• _Dataset excerpts_
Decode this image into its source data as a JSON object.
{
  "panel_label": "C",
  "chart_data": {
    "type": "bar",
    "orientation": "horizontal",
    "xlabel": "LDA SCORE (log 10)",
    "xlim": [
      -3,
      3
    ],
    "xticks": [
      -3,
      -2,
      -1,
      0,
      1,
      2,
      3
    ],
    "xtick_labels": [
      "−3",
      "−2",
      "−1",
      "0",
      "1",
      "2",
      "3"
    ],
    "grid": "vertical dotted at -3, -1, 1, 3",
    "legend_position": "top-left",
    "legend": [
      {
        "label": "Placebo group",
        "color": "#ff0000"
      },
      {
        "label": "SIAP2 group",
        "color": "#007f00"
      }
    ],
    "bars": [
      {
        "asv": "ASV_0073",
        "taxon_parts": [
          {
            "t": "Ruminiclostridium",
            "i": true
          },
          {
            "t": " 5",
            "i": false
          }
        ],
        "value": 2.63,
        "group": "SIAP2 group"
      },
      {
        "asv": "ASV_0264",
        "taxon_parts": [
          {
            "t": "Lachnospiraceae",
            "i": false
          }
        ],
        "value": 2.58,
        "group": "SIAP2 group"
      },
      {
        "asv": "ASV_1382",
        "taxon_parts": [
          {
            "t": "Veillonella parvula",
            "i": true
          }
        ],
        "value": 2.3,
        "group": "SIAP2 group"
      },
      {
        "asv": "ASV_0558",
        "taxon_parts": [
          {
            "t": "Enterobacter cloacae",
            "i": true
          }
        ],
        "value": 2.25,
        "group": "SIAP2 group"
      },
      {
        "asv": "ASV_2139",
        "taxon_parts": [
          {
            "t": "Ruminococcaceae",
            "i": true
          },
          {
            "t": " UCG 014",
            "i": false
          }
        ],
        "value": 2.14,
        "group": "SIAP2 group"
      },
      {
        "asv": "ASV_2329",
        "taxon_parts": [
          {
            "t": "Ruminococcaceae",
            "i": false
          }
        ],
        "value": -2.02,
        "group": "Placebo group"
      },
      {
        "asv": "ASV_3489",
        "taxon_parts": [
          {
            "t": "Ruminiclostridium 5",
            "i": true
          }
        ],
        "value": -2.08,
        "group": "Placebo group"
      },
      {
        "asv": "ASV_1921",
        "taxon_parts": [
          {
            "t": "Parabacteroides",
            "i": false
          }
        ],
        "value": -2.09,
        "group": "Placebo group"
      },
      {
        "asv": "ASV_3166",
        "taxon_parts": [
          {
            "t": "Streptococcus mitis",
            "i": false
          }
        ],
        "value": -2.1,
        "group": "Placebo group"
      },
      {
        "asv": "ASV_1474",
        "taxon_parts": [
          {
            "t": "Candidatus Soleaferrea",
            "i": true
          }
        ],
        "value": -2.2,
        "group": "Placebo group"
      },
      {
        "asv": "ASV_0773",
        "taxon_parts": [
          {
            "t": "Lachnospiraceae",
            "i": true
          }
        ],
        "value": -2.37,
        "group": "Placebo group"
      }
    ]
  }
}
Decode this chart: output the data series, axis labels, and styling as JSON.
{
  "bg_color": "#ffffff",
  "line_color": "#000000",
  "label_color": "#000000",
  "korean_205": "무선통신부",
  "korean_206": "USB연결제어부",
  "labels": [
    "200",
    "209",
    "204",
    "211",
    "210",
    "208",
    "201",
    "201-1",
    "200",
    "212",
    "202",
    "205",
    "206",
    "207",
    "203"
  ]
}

• _Directive_
Report only the count of lines that include the string "value".

• _Completed exercise_
11